▶ **What you will do**
Restate, word for word, every line of the data.

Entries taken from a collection
---+---

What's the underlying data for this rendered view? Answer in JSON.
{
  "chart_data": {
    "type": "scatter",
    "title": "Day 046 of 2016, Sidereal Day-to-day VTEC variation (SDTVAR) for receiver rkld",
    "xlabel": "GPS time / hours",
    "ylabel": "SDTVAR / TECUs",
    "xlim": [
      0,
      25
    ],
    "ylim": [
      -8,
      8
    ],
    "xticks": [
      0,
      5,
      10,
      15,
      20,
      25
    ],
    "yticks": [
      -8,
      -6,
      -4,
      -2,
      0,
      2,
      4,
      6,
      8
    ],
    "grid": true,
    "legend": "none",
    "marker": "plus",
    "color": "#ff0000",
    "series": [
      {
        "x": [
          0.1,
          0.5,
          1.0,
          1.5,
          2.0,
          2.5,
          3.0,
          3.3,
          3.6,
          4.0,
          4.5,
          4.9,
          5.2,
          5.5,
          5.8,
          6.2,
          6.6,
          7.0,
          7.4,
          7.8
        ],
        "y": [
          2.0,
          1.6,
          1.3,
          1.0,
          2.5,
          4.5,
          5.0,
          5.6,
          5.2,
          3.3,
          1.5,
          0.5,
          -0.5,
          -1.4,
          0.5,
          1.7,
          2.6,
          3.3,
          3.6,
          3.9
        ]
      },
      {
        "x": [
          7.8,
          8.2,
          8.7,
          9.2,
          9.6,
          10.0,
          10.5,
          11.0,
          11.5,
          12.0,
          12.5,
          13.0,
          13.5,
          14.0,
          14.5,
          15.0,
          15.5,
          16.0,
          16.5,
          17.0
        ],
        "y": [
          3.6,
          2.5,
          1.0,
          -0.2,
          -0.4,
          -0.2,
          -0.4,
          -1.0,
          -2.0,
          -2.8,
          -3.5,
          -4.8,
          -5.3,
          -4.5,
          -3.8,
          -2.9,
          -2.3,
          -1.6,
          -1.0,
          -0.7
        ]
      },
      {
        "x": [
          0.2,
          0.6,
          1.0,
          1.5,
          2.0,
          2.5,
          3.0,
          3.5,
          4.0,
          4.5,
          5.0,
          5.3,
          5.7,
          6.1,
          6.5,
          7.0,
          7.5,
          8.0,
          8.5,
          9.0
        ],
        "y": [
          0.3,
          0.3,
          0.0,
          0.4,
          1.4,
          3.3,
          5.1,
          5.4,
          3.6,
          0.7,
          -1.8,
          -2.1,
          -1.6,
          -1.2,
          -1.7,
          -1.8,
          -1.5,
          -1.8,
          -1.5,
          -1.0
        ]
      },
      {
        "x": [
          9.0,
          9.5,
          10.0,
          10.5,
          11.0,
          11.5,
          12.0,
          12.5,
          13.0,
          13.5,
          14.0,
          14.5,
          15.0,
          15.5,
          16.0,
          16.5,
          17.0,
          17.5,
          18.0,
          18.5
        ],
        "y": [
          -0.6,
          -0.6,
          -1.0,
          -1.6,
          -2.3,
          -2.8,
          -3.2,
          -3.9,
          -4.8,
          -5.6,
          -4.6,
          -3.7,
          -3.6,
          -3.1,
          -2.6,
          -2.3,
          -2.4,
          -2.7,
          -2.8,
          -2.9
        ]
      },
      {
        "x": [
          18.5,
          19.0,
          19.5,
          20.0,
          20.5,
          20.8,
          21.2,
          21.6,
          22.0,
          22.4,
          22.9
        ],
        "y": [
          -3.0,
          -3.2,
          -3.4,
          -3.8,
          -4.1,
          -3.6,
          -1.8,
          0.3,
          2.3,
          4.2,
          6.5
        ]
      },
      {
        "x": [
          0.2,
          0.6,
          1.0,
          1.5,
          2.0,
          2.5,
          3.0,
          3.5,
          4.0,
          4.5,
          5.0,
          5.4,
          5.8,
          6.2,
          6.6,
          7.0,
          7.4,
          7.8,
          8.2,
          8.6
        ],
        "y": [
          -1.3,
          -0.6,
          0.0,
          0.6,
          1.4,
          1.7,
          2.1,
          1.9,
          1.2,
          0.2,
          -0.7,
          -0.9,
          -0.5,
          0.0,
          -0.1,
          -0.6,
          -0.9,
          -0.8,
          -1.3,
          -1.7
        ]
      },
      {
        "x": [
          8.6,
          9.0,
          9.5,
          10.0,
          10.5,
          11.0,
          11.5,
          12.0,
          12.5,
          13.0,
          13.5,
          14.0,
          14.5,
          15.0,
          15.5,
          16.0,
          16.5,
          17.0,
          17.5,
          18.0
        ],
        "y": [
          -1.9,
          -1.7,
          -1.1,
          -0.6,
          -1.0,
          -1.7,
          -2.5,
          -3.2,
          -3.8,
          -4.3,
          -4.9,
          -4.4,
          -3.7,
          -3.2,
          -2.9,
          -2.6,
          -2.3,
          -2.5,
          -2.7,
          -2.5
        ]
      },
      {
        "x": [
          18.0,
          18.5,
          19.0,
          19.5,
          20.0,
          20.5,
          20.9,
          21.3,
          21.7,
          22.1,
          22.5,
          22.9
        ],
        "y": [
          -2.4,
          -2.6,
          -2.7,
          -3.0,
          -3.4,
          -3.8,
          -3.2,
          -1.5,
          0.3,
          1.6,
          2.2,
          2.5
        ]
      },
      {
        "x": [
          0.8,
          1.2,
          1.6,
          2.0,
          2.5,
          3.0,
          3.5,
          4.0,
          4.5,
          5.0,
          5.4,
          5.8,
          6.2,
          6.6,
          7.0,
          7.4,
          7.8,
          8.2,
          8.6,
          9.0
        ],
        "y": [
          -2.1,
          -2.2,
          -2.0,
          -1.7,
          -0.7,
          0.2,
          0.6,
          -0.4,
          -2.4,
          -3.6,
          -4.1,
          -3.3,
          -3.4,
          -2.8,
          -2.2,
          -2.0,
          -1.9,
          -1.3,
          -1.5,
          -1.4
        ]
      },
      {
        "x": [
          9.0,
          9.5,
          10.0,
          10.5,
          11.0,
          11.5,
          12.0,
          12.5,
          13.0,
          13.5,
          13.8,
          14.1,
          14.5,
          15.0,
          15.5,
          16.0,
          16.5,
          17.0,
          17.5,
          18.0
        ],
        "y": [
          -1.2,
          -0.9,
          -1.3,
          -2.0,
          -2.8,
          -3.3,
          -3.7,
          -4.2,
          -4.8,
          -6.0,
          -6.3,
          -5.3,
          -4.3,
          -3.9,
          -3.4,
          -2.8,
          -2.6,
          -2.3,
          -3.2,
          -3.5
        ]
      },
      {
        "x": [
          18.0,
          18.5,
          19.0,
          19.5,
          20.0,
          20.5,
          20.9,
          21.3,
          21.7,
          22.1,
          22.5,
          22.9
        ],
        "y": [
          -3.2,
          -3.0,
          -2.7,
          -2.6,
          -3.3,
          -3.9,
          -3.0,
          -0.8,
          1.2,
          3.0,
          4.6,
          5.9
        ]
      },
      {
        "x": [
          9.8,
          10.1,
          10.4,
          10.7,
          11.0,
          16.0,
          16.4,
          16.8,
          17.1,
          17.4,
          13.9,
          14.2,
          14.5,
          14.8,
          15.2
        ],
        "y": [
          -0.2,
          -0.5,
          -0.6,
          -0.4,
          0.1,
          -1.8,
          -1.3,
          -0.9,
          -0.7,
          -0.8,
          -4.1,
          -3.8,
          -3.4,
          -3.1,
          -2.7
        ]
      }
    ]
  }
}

---+---

▶ **Exercise response**
What's the underlying data for this rendered view? Answer in JSON.
{
  "chart_data": {
    "type": "scatter",
    "title": "Day 046 of 2016, Sidereal Day-to-day VTEC variation (SDTVAR) for receiver rkld",
    "xlabel": "GPS time / hours",
    "ylabel": "SDTVAR / TECUs",
    "xlim": [
      0,
      25
    ],
    "ylim": [
      -8,
      8
    ],
    "xticks": [
      0,
      5,
      10,
      15,
      20,
      25
    ],
    "yticks": [
      -8,
      -6,
      -4,
      -2,
      0,
      2,
      4,
      6,
      8
    ],
    "grid": true,
    "legend": "none",
    "marker": "plus",
    "color": "#ff0000",
    "series": [
      {
        "x": [
          0.1,
          0.5,
          1.0,
          1.5,
          2.0,
          2.5,
          3.0,
          3.3,
          3.6,
          4.0,
          4.5,
          4.9,
          5.2,
          5.5,
          5.8,
          6.2,
          6.6,
          7.0,
          7.4,
          7.8
        ],
        "y": [
          2.0,
          1.6,
          1.3,
          1.0,
          2.5,
          4.5,
          5.0,
          5.6,
          5.2,
          3.3,
          1.5,
          0.5,
          -0.5,
          -1.4,
          0.5,
          1.7,
          2.6,
          3.3,
          3.6,
          3.9
        ]
      },
      {
        "x": [
          7.8,
          8.2,
          8.7,
          9.2,
          9.6,
          10.0,
          10.5,
          11.0,
          11.5,
          12.0,
          12.5,
          13.0,
          13.5,
          14.0,
          14.5,
          15.0,
          15.5,
          16.0,
          16.5,
          17.0
        ],
        "y": [
          3.6,
          2.5,
          1.0,
          -0.2,
          -0.4,
          -0.2,
          -0.4,
          -1.0,
          -2.0,
          -2.8,
          -3.5,
          -4.8,
          -5.3,
          -4.5,
          -3.8,
          -2.9,
          -2.3,
          -1.6,
          -1.0,
          -0.7
        ]
      },
      {
        "x": [
          0.2,
          0.6,
          1.0,
          1.5,
          2.0,
          2.5,
          3.0,
          3.5,
          4.0,
          4.5,
          5.0,
          5.3,
          5.7,
          6.1,
          6.5,
          7.0,
          7.5,
          8.0,
          8.5,
          9.0
        ],
        "y": [
          0.3,
          0.3,
          0.0,
          0.4,
          1.4,
          3.3,
          5.1,
          5.4,
          3.6,
          0.7,
          -1.8,
          -2.1,
          -1.6,
          -1.2,
          -1.7,
          -1.8,
          -1.5,
          -1.8,
          -1.5,
          -1.0
        ]
      },
      {
        "x": [
          9.0,
          9.5,
          10.0,
          10.5,
          11.0,
          11.5,
          12.0,
          12.5,
          13.0,
          13.5,
          14.0,
          14.5,
          15.0,
          15.5,
          16.0,
          16.5,
          17.0,
          17.5,
          18.0,
          18.5
        ],
        "y": [
          -0.6,
          -0.6,
          -1.0,
          -1.6,
          -2.3,
          -2.8,
          -3.2,
          -3.9,
          -4.8,
          -5.6,
          -4.6,
          -3.7,
          -3.6,
          -3.1,
          -2.6,
          -2.3,
          -2.4,
          -2.7,
          -2.8,
          -2.9
        ]
      },
      {
        "x": [
          18.5,
          19.0,
          19.5,
          20.0,
          20.5,
          20.8,
          21.2,
          21.6,
          22.0,
          22.4,
          22.9
        ],
        "y": [
          -3.0,
          -3.2,
          -3.4,
          -3.8,
          -4.1,
          -3.6,
          -1.8,
          0.3,
          2.3,
          4.2,
          6.5
        ]
      },
      {
        "x": [
          0.2,
          0.6,
          1.0,
          1.5,
          2.0,
          2.5,
          3.0,
          3.5,
          4.0,
          4.5,
          5.0,
          5.4,
          5.8,
          6.2,
          6.6,
          7.0,
          7.4,
          7.8,
          8.2,
          8.6
        ],
        "y": [
          -1.3,
          -0.6,
          0.0,
          0.6,
          1.4,
          1.7,
          2.1,
          1.9,
          1.2,
          0.2,
          -0.7,
          -0.9,
          -0.5,
          0.0,
          -0.1,
          -0.6,
          -0.9,
          -0.8,
          -1.3,
          -1.7
        ]
      },
      {
        "x": [
          8.6,
          9.0,
          9.5,
          10.0,
          10.5,
          11.0,
          11.5,
          12.0,
          12.5,
          13.0,
          13.5,
          14.0,
          14.5,
          15.0,
          15.5,
          16.0,
          16.5,
          17.0,
          17.5,
          18.0
        ],
        "y": [
          -1.9,
          -1.7,
          -1.1,
          -0.6,
          -1.0,
          -1.7,
          -2.5,
          -3.2,
          -3.8,
          -4.3,
          -4.9,
          -4.4,
          -3.7,
          -3.2,
          -2.9,
          -2.6,
          -2.3,
          -2.5,
          -2.7,
          -2.5
        ]
      },
      {
        "x": [
          18.0,
          18.5,
          19.0,
          19.5,
          20.0,
          20.5,
          20.9,
          21.3,
          21.7,
          22.1,
          22.5,
          22.9
        ],
        "y": [
          -2.4,
          -2.6,
          -2.7,
          -3.0,
          -3.4,
          -3.8,
          -3.2,
          -1.5,
          0.3,
          1.6,
          2.2,
          2.5
        ]
      },
      {
        "x": [
          0.8,
          1.2,
          1.6,
          2.0,
          2.5,
          3.0,
          3.5,
          4.0,
          4.5,
          5.0,
          5.4,
          5.8,
          6.2,
          6.6,
          7.0,
          7.4,
          7.8,
          8.2,
          8.6,
          9.0
        ],
        "y": [
          -2.1,
          -2.2,
          -2.0,
          -1.7,
          -0.7,
          0.2,
          0.6,
          -0.4,
          -2.4,
          -3.6,
          -4.1,
          -3.3,
          -3.4,
          -2.8,
          -2.2,
          -2.0,
          -1.9,
          -1.3,
          -1.5,
          -1.4
        ]
      },
      {
        "x": [
          9.0,
          9.5,
          10.0,
          10.5,
          11.0,
          11.5,
          12.0,
          12.5,
          13.0,
          13.5,
          13.8,
          14.1,
          14.5,
          15.0,
          15.5,
          16.0,
          16.5,
          17.0,
          17.5,
          18.0
        ],
        "y": [
          -1.2,
          -0.9,
          -1.3,
          -2.0,
          -2.8,
          -3.3,
          -3.7,
          -4.2,
          -4.8,
          -6.0,
          -6.3,
          -5.3,
          -4.3,
          -3.9,
          -3.4,
          -2.8,
          -2.6,
          -2.3,
          -3.2,
          -3.5
        ]
      },
      {
        "x": [
          18.0,
          18.5,
          19.0,
          19.5,
          20.0,
          20.5,
          20.9,
          21.3,
          21.7,
          22.1,
          22.5,
          22.9
        ],
        "y": [
          -3.2,
          -3.0,
          -2.7,
          -2.6,
          -3.3,
          -3.9,
          -3.0,
          -0.8,
          1.2,
          3.0,
          4.6,
          5.9
        ]
      },
      {
        "x": [
          9.8,
          10.1,
          10.4,
          10.7,
          11.0,
          16.0,
          16.4,
          16.8,
          17.1,
          17.4,
          13.9,
          14.2,
          14.5,
          14.8,
          15.2
        ],
        "y": [
          -0.2,
          -0.5,
          -0.6,
          -0.4,
          0.1,
          -1.8,
          -1.3,
          -0.9,
          -0.7,
          -0.8,
          -4.1,
          -3.8,
          -3.4,
          -3.1,
          -2.7
        ]
      }
    ]
  }
}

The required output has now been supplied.